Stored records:
==============================

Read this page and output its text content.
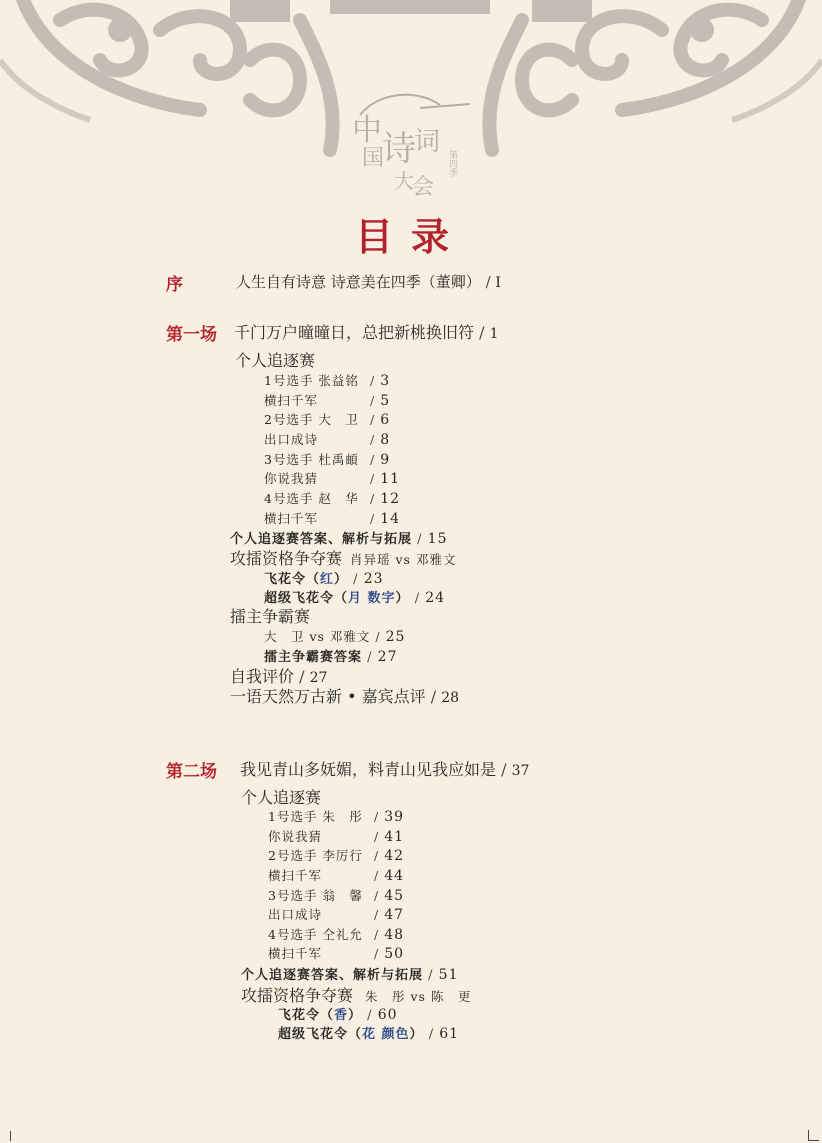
中
国
诗
词
大
会
第四季
目录
序	人生自有诗意 诗意美在四季（董卿） / I
第一场 千门万户曈曈日，总把新桃换旧符 / 1
个人追逐赛
1号选手 张益铭 / 3
横扫千军	/ 5
2号选手 大　卫 / 6
出口成诗	/ 8
3号选手 杜禹頔 / 9
你说我猜	/ 11
4号选手 赵　华 / 12
横扫千军	/ 14
个人追逐赛答案、解析与拓展 / 15
攻擂资格争夺赛 肖异瑶 vs 邓雅文
飞花令（红） / 23
超级飞花令（月 数字） / 24
擂主争霸赛
大　卫 vs 邓雅文 / 25
擂主争霸赛答案 / 27
自我评价 / 27
一语天然万古新 • 嘉宾点评 / 28
第二场 我见青山多妩媚，料青山见我应如是 / 37
个人追逐赛
1号选手 朱　彤 / 39
你说我猜	/ 41
2号选手 李厉行 / 42
横扫千军	/ 44
3号选手 翁　馨 / 45
出口成诗	/ 47
4号选手 仝礼允 / 48
横扫千军	/ 50
个人追逐赛答案、解析与拓展 / 51
攻擂资格争夺赛 朱　彤 vs 陈　更
飞花令（香） / 60
超级飞花令（花 颜色） / 61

==============================

◆ Set problem:
Without the pictures, output the full listing exactly as it stands.

◆ Output of the task:
Read this page and output its text content.
中
国
诗
词
大
会
第四季
目录
序	人生自有诗意 诗意美在四季（董卿） / I
第一场 千门万户曈曈日，总把新桃换旧符 / 1
个人追逐赛
1号选手 张益铭 / 3
横扫千军	/ 5
2号选手 大　卫 / 6
出口成诗	/ 8
3号选手 杜禹頔 / 9
你说我猜	/ 11
4号选手 赵　华 / 12
横扫千军	/ 14
个人追逐赛答案、解析与拓展 / 15
攻擂资格争夺赛 肖异瑶 vs 邓雅文
飞花令（红） / 23
超级飞花令（月 数字） / 24
擂主争霸赛
大　卫 vs 邓雅文 / 25
擂主争霸赛答案 / 27
自我评价 / 27
一语天然万古新 • 嘉宾点评 / 28
第二场 我见青山多妩媚，料青山见我应如是 / 37
个人追逐赛
1号选手 朱　彤 / 39
你说我猜	/ 41
2号选手 李厉行 / 42
横扫千军	/ 44
3号选手 翁　馨 / 45
出口成诗	/ 47
4号选手 仝礼允 / 48
横扫千军	/ 50
个人追逐赛答案、解析与拓展 / 51
攻擂资格争夺赛 朱　彤 vs 陈　更
飞花令（香） / 60
超级飞花令（花 颜色） / 61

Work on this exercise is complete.